__Brief__:
Swap every "bubble-point" in the records below for "data-bubble", and reproduce all the other lines unchanged.

-*-*-

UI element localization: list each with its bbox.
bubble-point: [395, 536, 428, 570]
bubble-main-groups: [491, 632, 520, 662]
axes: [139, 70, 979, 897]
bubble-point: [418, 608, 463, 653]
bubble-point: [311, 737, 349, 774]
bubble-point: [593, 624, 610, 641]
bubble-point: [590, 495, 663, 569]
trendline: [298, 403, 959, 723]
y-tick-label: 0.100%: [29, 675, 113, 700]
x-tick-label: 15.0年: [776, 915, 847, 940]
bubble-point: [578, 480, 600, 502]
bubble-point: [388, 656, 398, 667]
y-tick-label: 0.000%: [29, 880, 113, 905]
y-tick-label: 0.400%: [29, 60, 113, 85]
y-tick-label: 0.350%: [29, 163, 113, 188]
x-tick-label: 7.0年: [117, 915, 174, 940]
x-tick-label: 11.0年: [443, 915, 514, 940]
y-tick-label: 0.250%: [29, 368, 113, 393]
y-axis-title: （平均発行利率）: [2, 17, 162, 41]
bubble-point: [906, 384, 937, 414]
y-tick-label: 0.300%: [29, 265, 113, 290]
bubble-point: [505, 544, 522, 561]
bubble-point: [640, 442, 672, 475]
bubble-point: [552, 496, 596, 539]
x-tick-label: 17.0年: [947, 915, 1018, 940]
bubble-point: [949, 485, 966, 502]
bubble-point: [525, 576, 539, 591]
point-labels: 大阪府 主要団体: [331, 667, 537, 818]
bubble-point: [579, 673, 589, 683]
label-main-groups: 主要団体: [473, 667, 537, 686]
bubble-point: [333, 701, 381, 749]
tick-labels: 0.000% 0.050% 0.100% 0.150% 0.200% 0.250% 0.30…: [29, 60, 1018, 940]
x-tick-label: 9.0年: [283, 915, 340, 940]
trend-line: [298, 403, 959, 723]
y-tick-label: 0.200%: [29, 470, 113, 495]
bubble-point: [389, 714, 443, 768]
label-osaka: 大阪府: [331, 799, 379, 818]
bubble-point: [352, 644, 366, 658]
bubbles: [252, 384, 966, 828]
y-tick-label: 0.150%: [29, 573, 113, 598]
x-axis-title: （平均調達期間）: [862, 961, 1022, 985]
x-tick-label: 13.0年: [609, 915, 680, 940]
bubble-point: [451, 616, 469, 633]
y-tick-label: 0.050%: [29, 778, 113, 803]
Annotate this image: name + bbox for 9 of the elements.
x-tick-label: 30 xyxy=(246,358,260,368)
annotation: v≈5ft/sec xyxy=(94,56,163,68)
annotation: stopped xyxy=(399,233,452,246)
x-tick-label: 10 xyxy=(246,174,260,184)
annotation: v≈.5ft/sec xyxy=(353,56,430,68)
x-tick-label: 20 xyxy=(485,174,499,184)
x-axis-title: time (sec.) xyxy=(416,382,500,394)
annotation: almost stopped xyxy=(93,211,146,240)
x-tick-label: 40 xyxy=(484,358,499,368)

-*-*-

__The response__:
UI element localization: list each with its bbox.
data-bubble: [395, 536, 428, 570]
bubble-main-groups: [491, 632, 520, 662]
axes: [139, 70, 979, 897]
data-bubble: [418, 608, 463, 653]
data-bubble: [311, 737, 349, 774]
data-bubble: [593, 624, 610, 641]
data-bubble: [590, 495, 663, 569]
trendline: [298, 403, 959, 723]
y-tick-label: 0.100%: [29, 675, 113, 700]
x-tick-label: 15.0年: [776, 915, 847, 940]
data-bubble: [578, 480, 600, 502]
data-bubble: [388, 656, 398, 667]
y-tick-label: 0.000%: [29, 880, 113, 905]
y-tick-label: 0.400%: [29, 60, 113, 85]
y-tick-label: 0.350%: [29, 163, 113, 188]
x-tick-label: 7.0年: [117, 915, 174, 940]
x-tick-label: 11.0年: [443, 915, 514, 940]
y-tick-label: 0.250%: [29, 368, 113, 393]
y-axis-title: （平均発行利率）: [2, 17, 162, 41]
data-bubble: [906, 384, 937, 414]
y-tick-label: 0.300%: [29, 265, 113, 290]
data-bubble: [505, 544, 522, 561]
data-bubble: [640, 442, 672, 475]
data-bubble: [552, 496, 596, 539]
x-tick-label: 17.0年: [947, 915, 1018, 940]
data-bubble: [949, 485, 966, 502]
data-bubble: [525, 576, 539, 591]
point-labels: 大阪府 主要団体: [331, 667, 537, 818]
data-bubble: [579, 673, 589, 683]
label-main-groups: 主要団体: [473, 667, 537, 686]
data-bubble: [333, 701, 381, 749]
tick-labels: 0.000% 0.050% 0.100% 0.150% 0.200% 0.250% 0.30…: [29, 60, 1018, 940]
x-tick-label: 9.0年: [283, 915, 340, 940]
trend-line: [298, 403, 959, 723]
y-tick-label: 0.200%: [29, 470, 113, 495]
data-bubble: [389, 714, 443, 768]
label-osaka: 大阪府: [331, 799, 379, 818]
data-bubble: [352, 644, 366, 658]
bubbles: [252, 384, 966, 828]
y-tick-label: 0.150%: [29, 573, 113, 598]
x-axis-title: （平均調達期間）: [862, 961, 1022, 985]
x-tick-label: 13.0年: [609, 915, 680, 940]
data-bubble: [451, 616, 469, 633]
y-tick-label: 0.050%: [29, 778, 113, 803]
Annotate this image: name + bbox for 9 of the elements.
x-tick-label: 30 xyxy=(246,358,260,368)
annotation: v≈5ft/sec xyxy=(94,56,163,68)
annotation: stopped xyxy=(399,233,452,246)
x-tick-label: 10 xyxy=(246,174,260,184)
annotation: v≈.5ft/sec xyxy=(353,56,430,68)
x-tick-label: 20 xyxy=(485,174,499,184)
x-axis-title: time (sec.) xyxy=(416,382,500,394)
annotation: almost stopped xyxy=(93,211,146,240)
x-tick-label: 40 xyxy=(484,358,499,368)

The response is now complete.